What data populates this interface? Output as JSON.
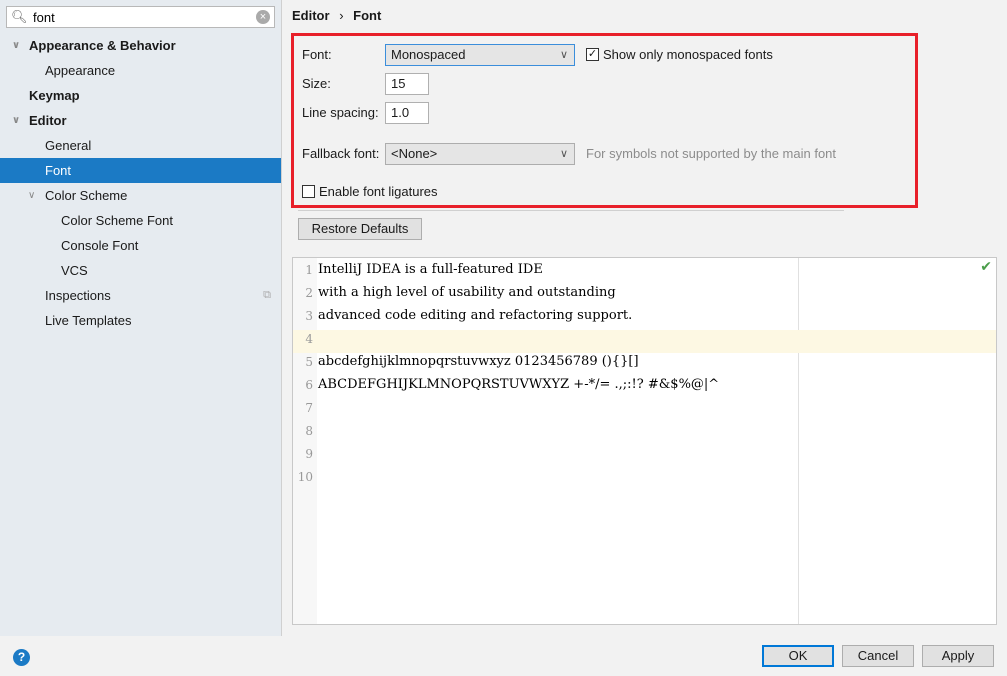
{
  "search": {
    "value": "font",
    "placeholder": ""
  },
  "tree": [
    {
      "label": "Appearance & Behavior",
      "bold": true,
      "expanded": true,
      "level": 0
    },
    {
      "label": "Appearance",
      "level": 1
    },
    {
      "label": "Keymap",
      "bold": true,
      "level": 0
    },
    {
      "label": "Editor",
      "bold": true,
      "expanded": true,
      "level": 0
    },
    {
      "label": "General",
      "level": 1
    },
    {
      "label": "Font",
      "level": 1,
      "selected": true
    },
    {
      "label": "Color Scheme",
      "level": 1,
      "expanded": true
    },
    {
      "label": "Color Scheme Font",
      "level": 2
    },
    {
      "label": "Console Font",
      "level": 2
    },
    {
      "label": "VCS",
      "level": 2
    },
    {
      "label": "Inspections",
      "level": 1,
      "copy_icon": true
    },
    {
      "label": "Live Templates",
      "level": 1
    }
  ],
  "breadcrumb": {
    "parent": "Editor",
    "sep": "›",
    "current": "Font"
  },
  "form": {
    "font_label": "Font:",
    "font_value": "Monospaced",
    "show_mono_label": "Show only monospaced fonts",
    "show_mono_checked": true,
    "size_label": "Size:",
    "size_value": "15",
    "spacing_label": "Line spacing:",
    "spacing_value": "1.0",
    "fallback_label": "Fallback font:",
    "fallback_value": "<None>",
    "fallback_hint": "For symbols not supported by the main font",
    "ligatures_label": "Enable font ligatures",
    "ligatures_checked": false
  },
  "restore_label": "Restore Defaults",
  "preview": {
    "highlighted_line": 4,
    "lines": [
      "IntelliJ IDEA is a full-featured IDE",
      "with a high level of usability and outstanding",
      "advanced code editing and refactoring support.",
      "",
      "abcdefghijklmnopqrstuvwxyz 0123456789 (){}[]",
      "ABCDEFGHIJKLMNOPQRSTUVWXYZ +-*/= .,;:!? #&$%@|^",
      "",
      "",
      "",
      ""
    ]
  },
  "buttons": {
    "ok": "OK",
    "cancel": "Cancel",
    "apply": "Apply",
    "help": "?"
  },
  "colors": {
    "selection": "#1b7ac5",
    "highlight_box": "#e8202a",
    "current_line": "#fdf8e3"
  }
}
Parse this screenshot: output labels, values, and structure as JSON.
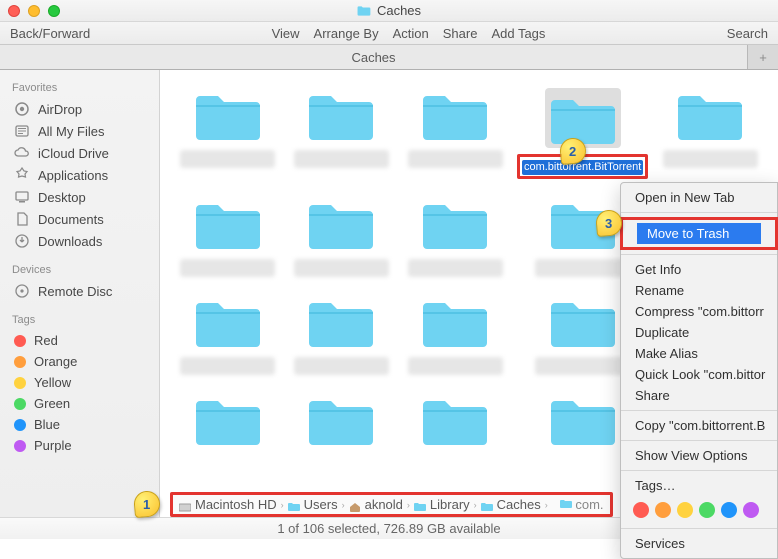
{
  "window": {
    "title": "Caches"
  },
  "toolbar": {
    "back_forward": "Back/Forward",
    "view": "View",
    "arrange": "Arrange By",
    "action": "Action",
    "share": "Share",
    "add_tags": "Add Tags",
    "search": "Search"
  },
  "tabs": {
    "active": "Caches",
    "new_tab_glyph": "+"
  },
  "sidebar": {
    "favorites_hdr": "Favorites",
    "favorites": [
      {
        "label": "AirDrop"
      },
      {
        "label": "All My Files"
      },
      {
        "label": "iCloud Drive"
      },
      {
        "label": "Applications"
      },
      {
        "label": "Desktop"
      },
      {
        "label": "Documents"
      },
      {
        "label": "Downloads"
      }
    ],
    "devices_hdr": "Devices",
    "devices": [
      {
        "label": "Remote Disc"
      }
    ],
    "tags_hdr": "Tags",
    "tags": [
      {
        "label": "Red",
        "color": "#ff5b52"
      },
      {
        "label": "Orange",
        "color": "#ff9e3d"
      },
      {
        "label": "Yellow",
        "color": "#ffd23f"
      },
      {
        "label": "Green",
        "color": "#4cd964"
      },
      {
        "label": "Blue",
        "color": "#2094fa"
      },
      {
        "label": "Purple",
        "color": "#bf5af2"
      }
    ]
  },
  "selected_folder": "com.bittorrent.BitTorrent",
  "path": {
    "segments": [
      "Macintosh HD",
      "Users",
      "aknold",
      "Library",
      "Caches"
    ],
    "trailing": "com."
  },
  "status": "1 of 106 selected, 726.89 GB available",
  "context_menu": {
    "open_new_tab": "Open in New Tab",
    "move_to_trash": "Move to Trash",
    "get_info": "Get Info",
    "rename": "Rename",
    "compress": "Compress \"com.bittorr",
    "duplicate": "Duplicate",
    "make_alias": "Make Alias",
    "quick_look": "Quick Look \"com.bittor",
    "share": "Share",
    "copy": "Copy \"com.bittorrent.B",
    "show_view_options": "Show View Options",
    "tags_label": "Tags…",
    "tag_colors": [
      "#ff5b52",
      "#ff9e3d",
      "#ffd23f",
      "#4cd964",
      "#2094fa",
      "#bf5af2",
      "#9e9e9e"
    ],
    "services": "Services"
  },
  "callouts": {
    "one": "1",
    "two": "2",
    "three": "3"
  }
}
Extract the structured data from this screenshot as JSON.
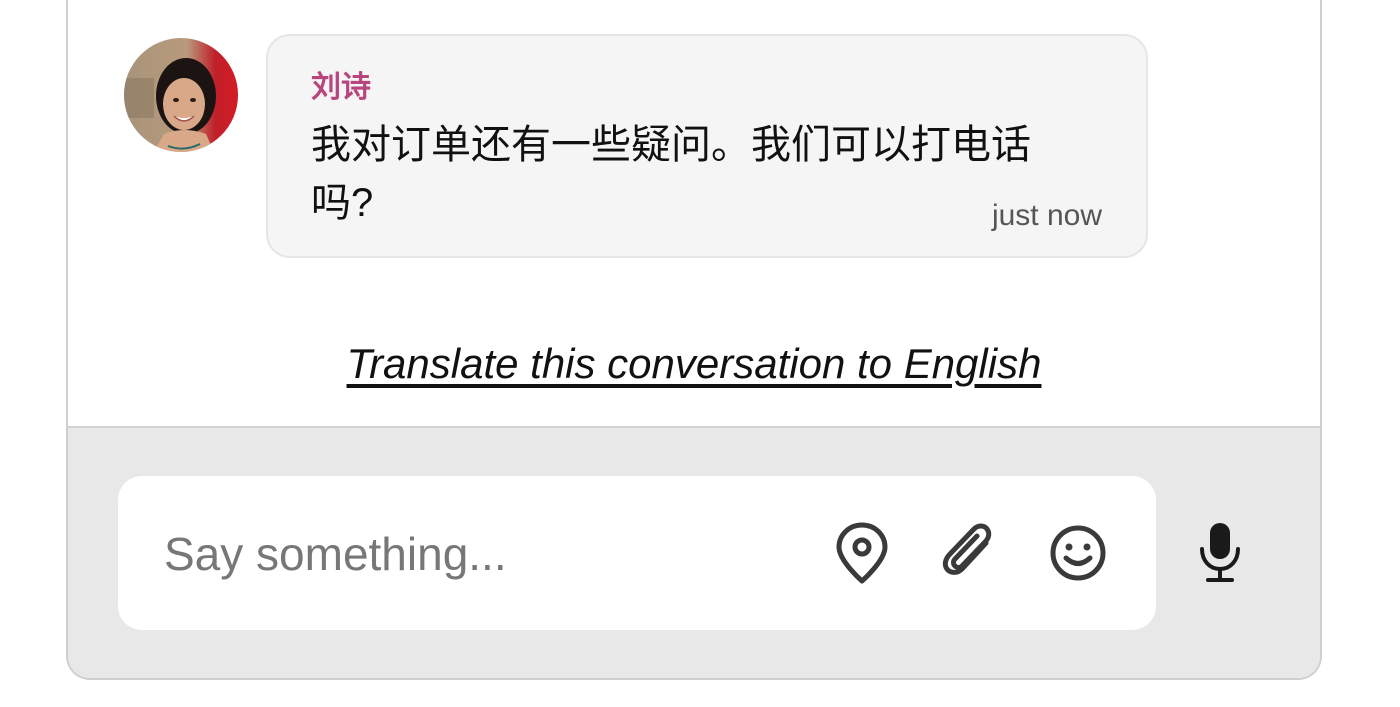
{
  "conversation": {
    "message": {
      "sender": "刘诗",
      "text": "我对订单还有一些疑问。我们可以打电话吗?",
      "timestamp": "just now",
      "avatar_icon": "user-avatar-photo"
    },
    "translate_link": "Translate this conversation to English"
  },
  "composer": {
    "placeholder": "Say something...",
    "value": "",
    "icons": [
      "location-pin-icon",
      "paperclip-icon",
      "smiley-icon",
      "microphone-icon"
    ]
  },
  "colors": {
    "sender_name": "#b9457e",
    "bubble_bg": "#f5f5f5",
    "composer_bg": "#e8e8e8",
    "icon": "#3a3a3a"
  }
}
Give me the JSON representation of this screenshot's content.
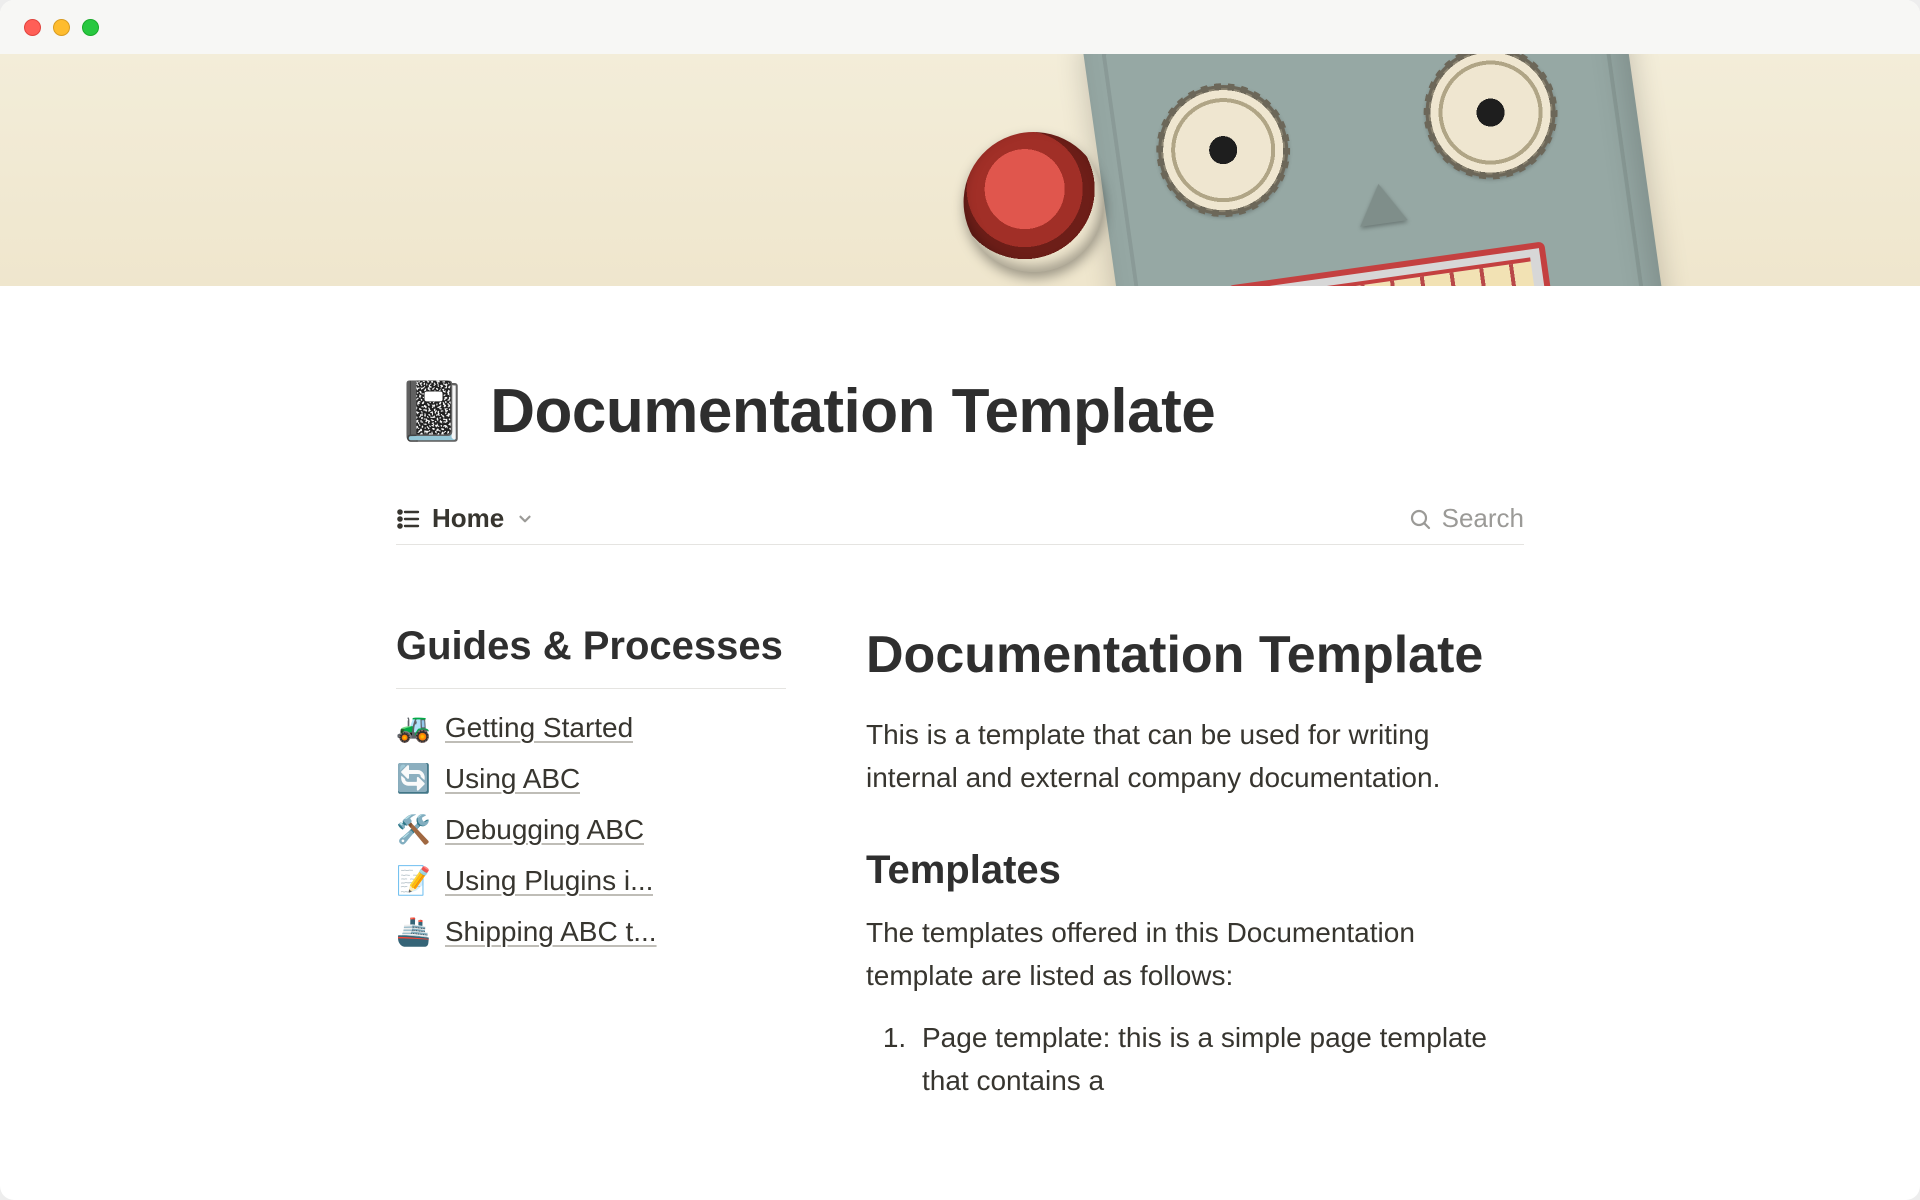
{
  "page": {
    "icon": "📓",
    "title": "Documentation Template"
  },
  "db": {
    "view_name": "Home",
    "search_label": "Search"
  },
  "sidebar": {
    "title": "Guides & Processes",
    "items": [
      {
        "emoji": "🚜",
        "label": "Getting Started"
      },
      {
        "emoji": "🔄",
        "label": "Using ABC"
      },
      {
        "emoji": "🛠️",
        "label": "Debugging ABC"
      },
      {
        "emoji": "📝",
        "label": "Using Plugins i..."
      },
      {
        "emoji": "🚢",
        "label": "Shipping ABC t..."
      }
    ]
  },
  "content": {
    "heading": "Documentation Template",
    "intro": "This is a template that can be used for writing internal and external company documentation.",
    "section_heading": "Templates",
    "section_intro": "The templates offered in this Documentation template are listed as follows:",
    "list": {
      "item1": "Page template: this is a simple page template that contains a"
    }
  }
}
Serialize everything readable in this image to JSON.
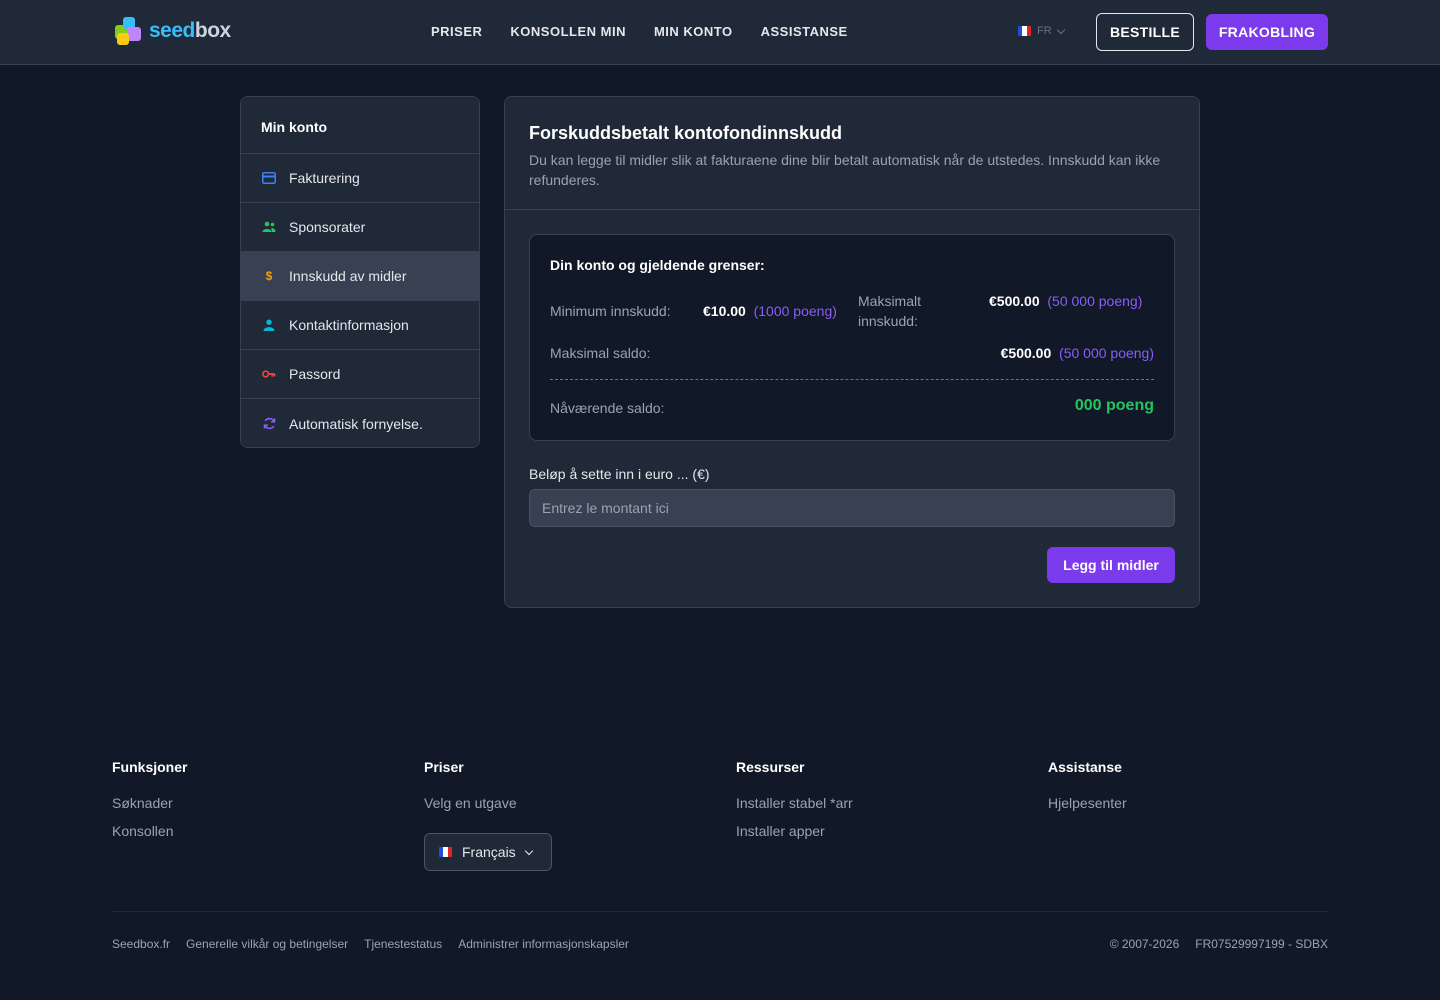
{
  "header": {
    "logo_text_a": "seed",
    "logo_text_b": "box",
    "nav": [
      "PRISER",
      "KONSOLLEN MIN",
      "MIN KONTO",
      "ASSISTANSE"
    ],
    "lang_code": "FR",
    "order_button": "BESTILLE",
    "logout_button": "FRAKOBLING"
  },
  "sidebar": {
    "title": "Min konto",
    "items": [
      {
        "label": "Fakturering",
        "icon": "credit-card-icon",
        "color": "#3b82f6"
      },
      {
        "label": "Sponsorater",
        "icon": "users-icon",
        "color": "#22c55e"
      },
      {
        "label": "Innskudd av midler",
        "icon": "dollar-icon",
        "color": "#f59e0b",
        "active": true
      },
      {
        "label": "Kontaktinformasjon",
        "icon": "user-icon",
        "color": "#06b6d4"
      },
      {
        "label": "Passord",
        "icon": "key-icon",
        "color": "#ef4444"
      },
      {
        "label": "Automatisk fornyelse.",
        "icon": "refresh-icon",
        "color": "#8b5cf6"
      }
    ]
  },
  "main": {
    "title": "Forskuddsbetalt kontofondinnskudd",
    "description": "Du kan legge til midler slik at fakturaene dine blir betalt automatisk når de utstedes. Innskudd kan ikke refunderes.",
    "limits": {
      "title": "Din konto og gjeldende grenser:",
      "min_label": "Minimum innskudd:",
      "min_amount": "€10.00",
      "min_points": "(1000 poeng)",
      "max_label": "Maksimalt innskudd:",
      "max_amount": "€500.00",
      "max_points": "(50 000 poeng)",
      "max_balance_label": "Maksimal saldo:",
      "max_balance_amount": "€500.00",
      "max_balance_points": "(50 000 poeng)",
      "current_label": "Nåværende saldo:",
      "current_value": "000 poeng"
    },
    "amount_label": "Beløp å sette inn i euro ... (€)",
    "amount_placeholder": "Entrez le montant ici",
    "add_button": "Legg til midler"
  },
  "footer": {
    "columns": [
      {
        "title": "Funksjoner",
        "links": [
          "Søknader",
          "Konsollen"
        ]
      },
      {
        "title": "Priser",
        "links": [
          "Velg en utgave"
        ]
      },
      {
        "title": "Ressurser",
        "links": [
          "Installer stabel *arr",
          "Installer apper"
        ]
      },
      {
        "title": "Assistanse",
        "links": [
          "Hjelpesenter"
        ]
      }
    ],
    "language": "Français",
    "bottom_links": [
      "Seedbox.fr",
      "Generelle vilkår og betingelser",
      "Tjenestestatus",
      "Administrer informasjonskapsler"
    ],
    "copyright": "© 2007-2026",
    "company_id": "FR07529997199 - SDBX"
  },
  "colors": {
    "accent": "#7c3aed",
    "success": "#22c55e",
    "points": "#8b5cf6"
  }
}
____
Exercise —
Search the records above for the string "title". Copy every line that contains it.

Reply —
    "title": "Caches"
    "title": "Documentation Template"
    "title": "Guides & Processes",
    "title": "Min konto",
    "title": "Forskuddsbetalt kontofondinnskudd",
      "title": "Din konto og gjeldende grenser:",
        "title": "Funksjoner",
        "title": "Priser",
        "title": "Ressurser",
        "title": "Assistanse",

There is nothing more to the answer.